WHAT THIS TASK INVOLVES | What follows is a block of records; reproduce all of it verbatim.

PROVIDED INFORMATION |
:::

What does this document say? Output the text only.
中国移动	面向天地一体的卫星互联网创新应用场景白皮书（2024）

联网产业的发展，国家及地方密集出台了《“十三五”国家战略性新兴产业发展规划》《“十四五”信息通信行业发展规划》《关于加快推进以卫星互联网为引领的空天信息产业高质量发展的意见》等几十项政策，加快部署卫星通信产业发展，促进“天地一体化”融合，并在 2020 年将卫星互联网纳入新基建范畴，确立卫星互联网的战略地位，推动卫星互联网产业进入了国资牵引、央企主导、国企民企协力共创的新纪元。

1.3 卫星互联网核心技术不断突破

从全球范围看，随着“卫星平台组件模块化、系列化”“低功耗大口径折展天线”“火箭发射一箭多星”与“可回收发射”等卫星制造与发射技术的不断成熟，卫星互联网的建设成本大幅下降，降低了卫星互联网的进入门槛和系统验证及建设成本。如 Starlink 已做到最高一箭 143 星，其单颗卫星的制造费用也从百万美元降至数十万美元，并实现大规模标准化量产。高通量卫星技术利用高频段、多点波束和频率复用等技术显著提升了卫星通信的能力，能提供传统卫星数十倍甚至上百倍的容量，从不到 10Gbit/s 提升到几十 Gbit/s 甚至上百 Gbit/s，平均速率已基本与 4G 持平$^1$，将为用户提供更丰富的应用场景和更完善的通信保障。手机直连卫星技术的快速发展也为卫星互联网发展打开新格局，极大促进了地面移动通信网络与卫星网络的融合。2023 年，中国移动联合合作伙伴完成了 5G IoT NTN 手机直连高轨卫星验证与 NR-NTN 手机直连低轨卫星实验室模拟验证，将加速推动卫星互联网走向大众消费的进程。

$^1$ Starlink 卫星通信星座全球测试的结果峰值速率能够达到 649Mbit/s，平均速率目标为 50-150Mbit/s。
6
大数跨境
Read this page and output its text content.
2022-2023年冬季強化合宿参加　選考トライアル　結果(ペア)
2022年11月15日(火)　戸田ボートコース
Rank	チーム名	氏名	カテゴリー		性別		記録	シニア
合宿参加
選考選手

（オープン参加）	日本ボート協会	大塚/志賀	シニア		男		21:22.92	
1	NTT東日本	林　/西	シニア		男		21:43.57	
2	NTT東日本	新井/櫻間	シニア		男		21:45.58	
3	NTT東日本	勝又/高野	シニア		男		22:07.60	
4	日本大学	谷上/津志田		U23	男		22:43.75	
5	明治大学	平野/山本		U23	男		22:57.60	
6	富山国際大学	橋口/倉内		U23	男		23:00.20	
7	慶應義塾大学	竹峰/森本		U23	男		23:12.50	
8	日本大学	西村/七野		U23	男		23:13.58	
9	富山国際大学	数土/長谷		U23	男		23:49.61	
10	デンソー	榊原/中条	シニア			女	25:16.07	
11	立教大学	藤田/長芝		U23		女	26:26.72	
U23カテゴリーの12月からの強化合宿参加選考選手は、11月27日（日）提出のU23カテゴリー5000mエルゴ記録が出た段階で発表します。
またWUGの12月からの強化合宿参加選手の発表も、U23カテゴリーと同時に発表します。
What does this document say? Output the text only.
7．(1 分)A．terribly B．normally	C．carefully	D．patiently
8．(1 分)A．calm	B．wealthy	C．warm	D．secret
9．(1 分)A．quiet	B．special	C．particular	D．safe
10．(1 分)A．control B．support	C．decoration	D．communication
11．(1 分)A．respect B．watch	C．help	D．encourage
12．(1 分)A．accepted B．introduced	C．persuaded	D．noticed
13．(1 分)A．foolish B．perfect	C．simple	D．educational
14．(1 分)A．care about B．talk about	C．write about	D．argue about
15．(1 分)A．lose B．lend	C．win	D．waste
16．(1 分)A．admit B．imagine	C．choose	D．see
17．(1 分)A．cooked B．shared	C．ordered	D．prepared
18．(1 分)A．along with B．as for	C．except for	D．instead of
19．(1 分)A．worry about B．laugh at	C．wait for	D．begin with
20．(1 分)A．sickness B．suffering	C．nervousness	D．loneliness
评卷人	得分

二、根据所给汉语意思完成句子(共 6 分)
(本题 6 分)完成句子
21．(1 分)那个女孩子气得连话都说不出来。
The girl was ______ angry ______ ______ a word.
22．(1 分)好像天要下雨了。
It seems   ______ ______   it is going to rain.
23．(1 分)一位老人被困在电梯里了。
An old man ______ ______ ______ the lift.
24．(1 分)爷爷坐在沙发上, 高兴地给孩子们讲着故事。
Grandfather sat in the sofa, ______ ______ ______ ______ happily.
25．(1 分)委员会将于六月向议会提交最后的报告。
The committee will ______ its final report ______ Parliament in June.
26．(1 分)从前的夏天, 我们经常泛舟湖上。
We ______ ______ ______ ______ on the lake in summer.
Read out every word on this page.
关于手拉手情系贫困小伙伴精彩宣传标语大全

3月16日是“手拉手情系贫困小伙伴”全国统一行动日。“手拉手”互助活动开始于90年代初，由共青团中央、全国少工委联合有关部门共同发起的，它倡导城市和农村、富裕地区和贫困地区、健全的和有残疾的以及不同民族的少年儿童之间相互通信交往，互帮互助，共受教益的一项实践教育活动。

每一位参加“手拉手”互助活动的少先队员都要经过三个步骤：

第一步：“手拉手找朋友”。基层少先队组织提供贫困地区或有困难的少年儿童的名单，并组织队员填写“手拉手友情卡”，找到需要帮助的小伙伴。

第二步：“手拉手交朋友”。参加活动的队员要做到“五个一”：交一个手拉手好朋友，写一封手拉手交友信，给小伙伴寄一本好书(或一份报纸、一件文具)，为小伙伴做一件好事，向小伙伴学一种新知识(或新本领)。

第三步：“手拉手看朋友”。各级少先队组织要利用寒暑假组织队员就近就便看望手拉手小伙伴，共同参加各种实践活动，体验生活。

:::

CORRECT RESPONSE |
What does this document say? Output the text only.
中国移动	面向天地一体的卫星互联网创新应用场景白皮书（2024）

联网产业的发展，国家及地方密集出台了《“十三五”国家战略性新兴产业发展规划》《“十四五”信息通信行业发展规划》《关于加快推进以卫星互联网为引领的空天信息产业高质量发展的意见》等几十项政策，加快部署卫星通信产业发展，促进“天地一体化”融合，并在 2020 年将卫星互联网纳入新基建范畴，确立卫星互联网的战略地位，推动卫星互联网产业进入了国资牵引、央企主导、国企民企协力共创的新纪元。

1.3 卫星互联网核心技术不断突破

从全球范围看，随着“卫星平台组件模块化、系列化”“低功耗大口径折展天线”“火箭发射一箭多星”与“可回收发射”等卫星制造与发射技术的不断成熟，卫星互联网的建设成本大幅下降，降低了卫星互联网的进入门槛和系统验证及建设成本。如 Starlink 已做到最高一箭 143 星，其单颗卫星的制造费用也从百万美元降至数十万美元，并实现大规模标准化量产。高通量卫星技术利用高频段、多点波束和频率复用等技术显著提升了卫星通信的能力，能提供传统卫星数十倍甚至上百倍的容量，从不到 10Gbit/s 提升到几十 Gbit/s 甚至上百 Gbit/s，平均速率已基本与 4G 持平$^1$，将为用户提供更丰富的应用场景和更完善的通信保障。手机直连卫星技术的快速发展也为卫星互联网发展打开新格局，极大促进了地面移动通信网络与卫星网络的融合。2023 年，中国移动联合合作伙伴完成了 5G IoT NTN 手机直连高轨卫星验证与 NR-NTN 手机直连低轨卫星实验室模拟验证，将加速推动卫星互联网走向大众消费的进程。

$^1$ Starlink 卫星通信星座全球测试的结果峰值速率能够达到 649Mbit/s，平均速率目标为 50-150Mbit/s。
6
大数跨境
Read this page and output its text content.
2022-2023年冬季強化合宿参加　選考トライアル　結果(ペア)
2022年11月15日(火)　戸田ボートコース
Rank	チーム名	氏名	カテゴリー		性別		記録	シニア
合宿参加
選考選手

（オープン参加）	日本ボート協会	大塚/志賀	シニア		男		21:22.92	
1	NTT東日本	林　/西	シニア		男		21:43.57	
2	NTT東日本	新井/櫻間	シニア		男		21:45.58	
3	NTT東日本	勝又/高野	シニア		男		22:07.60	
4	日本大学	谷上/津志田		U23	男		22:43.75	
5	明治大学	平野/山本		U23	男		22:57.60	
6	富山国際大学	橋口/倉内		U23	男		23:00.20	
7	慶應義塾大学	竹峰/森本		U23	男		23:12.50	
8	日本大学	西村/七野		U23	男		23:13.58	
9	富山国際大学	数土/長谷		U23	男		23:49.61	
10	デンソー	榊原/中条	シニア			女	25:16.07	
11	立教大学	藤田/長芝		U23		女	26:26.72	
U23カテゴリーの12月からの強化合宿参加選考選手は、11月27日（日）提出のU23カテゴリー5000mエルゴ記録が出た段階で発表します。
またWUGの12月からの強化合宿参加選手の発表も、U23カテゴリーと同時に発表します。
What does this document say? Output the text only.
7．(1 分)A．terribly B．normally	C．carefully	D．patiently
8．(1 分)A．calm	B．wealthy	C．warm	D．secret
9．(1 分)A．quiet	B．special	C．particular	D．safe
10．(1 分)A．control B．support	C．decoration	D．communication
11．(1 分)A．respect B．watch	C．help	D．encourage
12．(1 分)A．accepted B．introduced	C．persuaded	D．noticed
13．(1 分)A．foolish B．perfect	C．simple	D．educational
14．(1 分)A．care about B．talk about	C．write about	D．argue about
15．(1 分)A．lose B．lend	C．win	D．waste
16．(1 分)A．admit B．imagine	C．choose	D．see
17．(1 分)A．cooked B．shared	C．ordered	D．prepared
18．(1 分)A．along with B．as for	C．except for	D．instead of
19．(1 分)A．worry about B．laugh at	C．wait for	D．begin with
20．(1 分)A．sickness B．suffering	C．nervousness	D．loneliness
评卷人	得分

二、根据所给汉语意思完成句子(共 6 分)
(本题 6 分)完成句子
21．(1 分)那个女孩子气得连话都说不出来。
The girl was ______ angry ______ ______ a word.
22．(1 分)好像天要下雨了。
It seems   ______ ______   it is going to rain.
23．(1 分)一位老人被困在电梯里了。
An old man ______ ______ ______ the lift.
24．(1 分)爷爷坐在沙发上, 高兴地给孩子们讲着故事。
Grandfather sat in the sofa, ______ ______ ______ ______ happily.
25．(1 分)委员会将于六月向议会提交最后的报告。
The committee will ______ its final report ______ Parliament in June.
26．(1 分)从前的夏天, 我们经常泛舟湖上。
We ______ ______ ______ ______ on the lake in summer.
Read out every word on this page.
关于手拉手情系贫困小伙伴精彩宣传标语大全

3月16日是“手拉手情系贫困小伙伴”全国统一行动日。“手拉手”互助活动开始于90年代初，由共青团中央、全国少工委联合有关部门共同发起的，它倡导城市和农村、富裕地区和贫困地区、健全的和有残疾的以及不同民族的少年儿童之间相互通信交往，互帮互助，共受教益的一项实践教育活动。

每一位参加“手拉手”互助活动的少先队员都要经过三个步骤：

第一步：“手拉手找朋友”。基层少先队组织提供贫困地区或有困难的少年儿童的名单，并组织队员填写“手拉手友情卡”，找到需要帮助的小伙伴。

第二步：“手拉手交朋友”。参加活动的队员要做到“五个一”：交一个手拉手好朋友，写一封手拉手交友信，给小伙伴寄一本好书(或一份报纸、一件文具)，为小伙伴做一件好事，向小伙伴学一种新知识(或新本领)。

第三步：“手拉手看朋友”。各级少先队组织要利用寒暑假组织队员就近就便看望手拉手小伙伴，共同参加各种实践活动，体验生活。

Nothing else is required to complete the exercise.